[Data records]
BEGIN

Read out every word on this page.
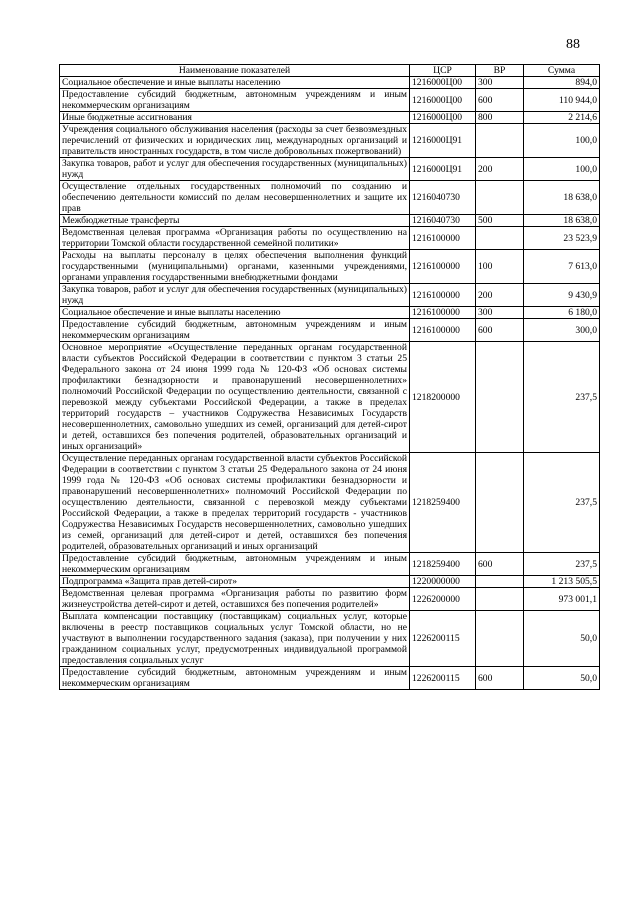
88
Наименование показателей	ЦСР	ВР	Сумма
Социальное обеспечение и иные выплаты населению	1216000Ц00	300	894,0
Предоставление субсидий бюджетным, автономным учреждениям и иным некоммерческим организациям	1216000Ц00	600	110 944,0
Иные бюджетные ассигнования	1216000Ц00	800	2 214,6
Учреждения социального обслуживания населения (расходы за счет безвозмездных перечислений от физических и юридических лиц, международных организаций и правительств иностранных государств, в том числе добровольных пожертвований)	1216000Ц91		100,0
Закупка товаров, работ и услуг для обеспечения государственных (муниципальных) нужд	1216000Ц91	200	100,0
Осуществление отдельных государственных полномочий по созданию и обеспечению деятельности комиссий по делам несовершеннолетних и защите их прав	1216040730		18 638,0
Межбюджетные трансферты	1216040730	500	18 638,0
Ведомственная целевая программа «Организация работы по осуществлению на территории Томской области государственной семейной политики»	1216100000		23 523,9
Расходы на выплаты персоналу в целях обеспечения выполнения функций государственными (муниципальными) органами, казенными учреждениями, органами управления государственными внебюджетными фондами	1216100000	100	7 613,0
Закупка товаров, работ и услуг для обеспечения государственных (муниципальных) нужд	1216100000	200	9 430,9
Социальное обеспечение и иные выплаты населению	1216100000	300	6 180,0
Предоставление субсидий бюджетным, автономным учреждениям и иным некоммерческим организациям	1216100000	600	300,0
Основное мероприятие «Осуществление переданных органам государственной власти субъектов Российской Федерации в соответствии с пунктом 3 статьи 25 Федерального закона от 24 июня 1999 года № 120-ФЗ «Об основах системы профилактики безнадзорности и правонарушений несовершеннолетних» полномочий Российской Федерации по осуществлению деятельности, связанной с перевозкой между субъектами Российской Федерации, а также в пределах территорий государств – участников Содружества Независимых Государств несовершеннолетних, самовольно ушедших из семей, организаций для детей-сирот и детей, оставшихся без попечения родителей, образовательных организаций и иных организаций»	1218200000		237,5
Осуществление переданных органам государственной власти субъектов Российской Федерации в соответствии с пунктом 3 статьи 25 Федерального закона от 24 июня 1999 года № 120-ФЗ «Об основах системы профилактики безнадзорности и правонарушений несовершеннолетних» полномочий Российской Федерации по осуществлению деятельности, связанной с перевозкой между субъектами Российской Федерации, а также в пределах территорий государств - участников Содружества Независимых Государств несовершеннолетних, самовольно ушедших из семей, организаций для детей-сирот и детей, оставшихся без попечения родителей, образовательных организаций и иных организаций	1218259400		237,5
Предоставление субсидий бюджетным, автономным учреждениям и иным некоммерческим организациям	1218259400	600	237,5
Подпрограмма «Защита прав детей-сирот»	1220000000		1 213 505,5
Ведомственная целевая программа «Организация работы по развитию форм жизнеустройства детей-сирот и детей, оставшихся без попечения родителей»	1226200000		973 001,1
Выплата компенсации поставщику (поставщикам) социальных услуг, которые включены в реестр поставщиков социальных услуг Томской области, но не участвуют в выполнении государственного задания (заказа), при получении у них гражданином социальных услуг, предусмотренных индивидуальной программой предоставления социальных услуг	1226200115		50,0
Предоставление субсидий бюджетным, автономным учреждениям и иным некоммерческим организациям	1226200115	600	50,0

END

» What is expected
Transcribe all of the material exactly, leaving out whatever pictures it contains.

» Result
Read out every word on this page.
88
Наименование показателей	ЦСР	ВР	Сумма
Социальное обеспечение и иные выплаты населению	1216000Ц00	300	894,0
Предоставление субсидий бюджетным, автономным учреждениям и иным некоммерческим организациям	1216000Ц00	600	110 944,0
Иные бюджетные ассигнования	1216000Ц00	800	2 214,6
Учреждения социального обслуживания населения (расходы за счет безвозмездных перечислений от физических и юридических лиц, международных организаций и правительств иностранных государств, в том числе добровольных пожертвований)	1216000Ц91		100,0
Закупка товаров, работ и услуг для обеспечения государственных (муниципальных) нужд	1216000Ц91	200	100,0
Осуществление отдельных государственных полномочий по созданию и обеспечению деятельности комиссий по делам несовершеннолетних и защите их прав	1216040730		18 638,0
Межбюджетные трансферты	1216040730	500	18 638,0
Ведомственная целевая программа «Организация работы по осуществлению на территории Томской области государственной семейной политики»	1216100000		23 523,9
Расходы на выплаты персоналу в целях обеспечения выполнения функций государственными (муниципальными) органами, казенными учреждениями, органами управления государственными внебюджетными фондами	1216100000	100	7 613,0
Закупка товаров, работ и услуг для обеспечения государственных (муниципальных) нужд	1216100000	200	9 430,9
Социальное обеспечение и иные выплаты населению	1216100000	300	6 180,0
Предоставление субсидий бюджетным, автономным учреждениям и иным некоммерческим организациям	1216100000	600	300,0
Основное мероприятие «Осуществление переданных органам государственной власти субъектов Российской Федерации в соответствии с пунктом 3 статьи 25 Федерального закона от 24 июня 1999 года № 120-ФЗ «Об основах системы профилактики безнадзорности и правонарушений несовершеннолетних» полномочий Российской Федерации по осуществлению деятельности, связанной с перевозкой между субъектами Российской Федерации, а также в пределах территорий государств – участников Содружества Независимых Государств несовершеннолетних, самовольно ушедших из семей, организаций для детей-сирот и детей, оставшихся без попечения родителей, образовательных организаций и иных организаций»	1218200000		237,5
Осуществление переданных органам государственной власти субъектов Российской Федерации в соответствии с пунктом 3 статьи 25 Федерального закона от 24 июня 1999 года № 120-ФЗ «Об основах системы профилактики безнадзорности и правонарушений несовершеннолетних» полномочий Российской Федерации по осуществлению деятельности, связанной с перевозкой между субъектами Российской Федерации, а также в пределах территорий государств - участников Содружества Независимых Государств несовершеннолетних, самовольно ушедших из семей, организаций для детей-сирот и детей, оставшихся без попечения родителей, образовательных организаций и иных организаций	1218259400		237,5
Предоставление субсидий бюджетным, автономным учреждениям и иным некоммерческим организациям	1218259400	600	237,5
Подпрограмма «Защита прав детей-сирот»	1220000000		1 213 505,5
Ведомственная целевая программа «Организация работы по развитию форм жизнеустройства детей-сирот и детей, оставшихся без попечения родителей»	1226200000		973 001,1
Выплата компенсации поставщику (поставщикам) социальных услуг, которые включены в реестр поставщиков социальных услуг Томской области, но не участвуют в выполнении государственного задания (заказа), при получении у них гражданином социальных услуг, предусмотренных индивидуальной программой предоставления социальных услуг	1226200115		50,0
Предоставление субсидий бюджетным, автономным учреждениям и иным некоммерческим организациям	1226200115	600	50,0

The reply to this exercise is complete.